INPUT:
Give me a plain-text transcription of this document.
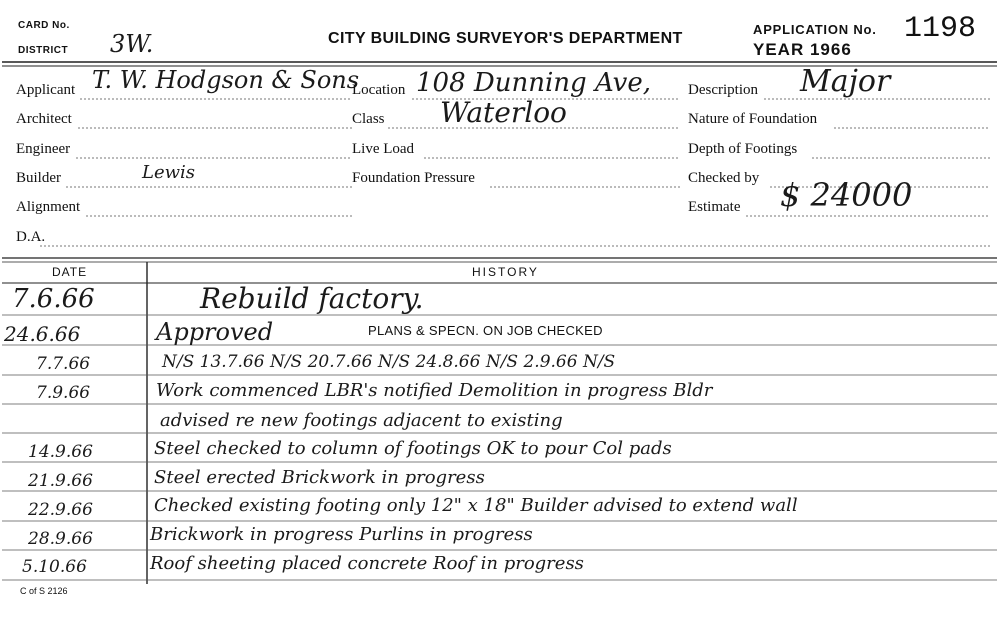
CARD No.
DISTRICT 3W.	CITY BUILDING SURVEYOR'S DEPARTMENT
APPLICATION No. 1198
YEAR 1966
Applicant T. W. Hodgson & Sons
Architect
Engineer
Builder	Lewis
Alignment
D.A.
Location 108 Dunning Ave,
Class Waterloo
Live Load
Foundation Pressure
Description Major
Nature of Foundation
Depth of Footings
Checked by
Estimate $ 24000
DATE	HISTORY
PLANS & SPECN. ON JOB CHECKED
7.6.66	Rebuild factory.
24.6.66	Approved
7.7.66	N/S 13.7.66 N/S 20.7.66 N/S 24.8.66 N/S 2.9.66 N/S
7.9.66	Work commenced LBR's notified Demolition in progress Bldr
advised re new footings adjacent to existing
14.9.66	Steel checked to column of footings OK to pour Col pads
21.9.66	Steel erected Brickwork in progress
22.9.66	Checked existing footing only 12" x 18" Builder advised to extend wall
28.9.66	Brickwork in progress Purlins in progress
5.10.66	Roof sheeting placed concrete Roof in progress
C of S 2126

GOAL:
Repeat all the records above exactly, leaving out any pictures.

RIGHT ANSWER:
Give me a plain-text transcription of this document.
CARD No.
DISTRICT 3W.	CITY BUILDING SURVEYOR'S DEPARTMENT
APPLICATION No. 1198
YEAR 1966
Applicant T. W. Hodgson & Sons
Architect
Engineer
Builder	Lewis
Alignment
D.A.
Location 108 Dunning Ave,
Class Waterloo
Live Load
Foundation Pressure
Description Major
Nature of Foundation
Depth of Footings
Checked by
Estimate $ 24000
DATE	HISTORY
PLANS & SPECN. ON JOB CHECKED
7.6.66	Rebuild factory.
24.6.66	Approved
7.7.66	N/S 13.7.66 N/S 20.7.66 N/S 24.8.66 N/S 2.9.66 N/S
7.9.66	Work commenced LBR's notified Demolition in progress Bldr
advised re new footings adjacent to existing
14.9.66	Steel checked to column of footings OK to pour Col pads
21.9.66	Steel erected Brickwork in progress
22.9.66	Checked existing footing only 12" x 18" Builder advised to extend wall
28.9.66	Brickwork in progress Purlins in progress
5.10.66	Roof sheeting placed concrete Roof in progress
C of S 2126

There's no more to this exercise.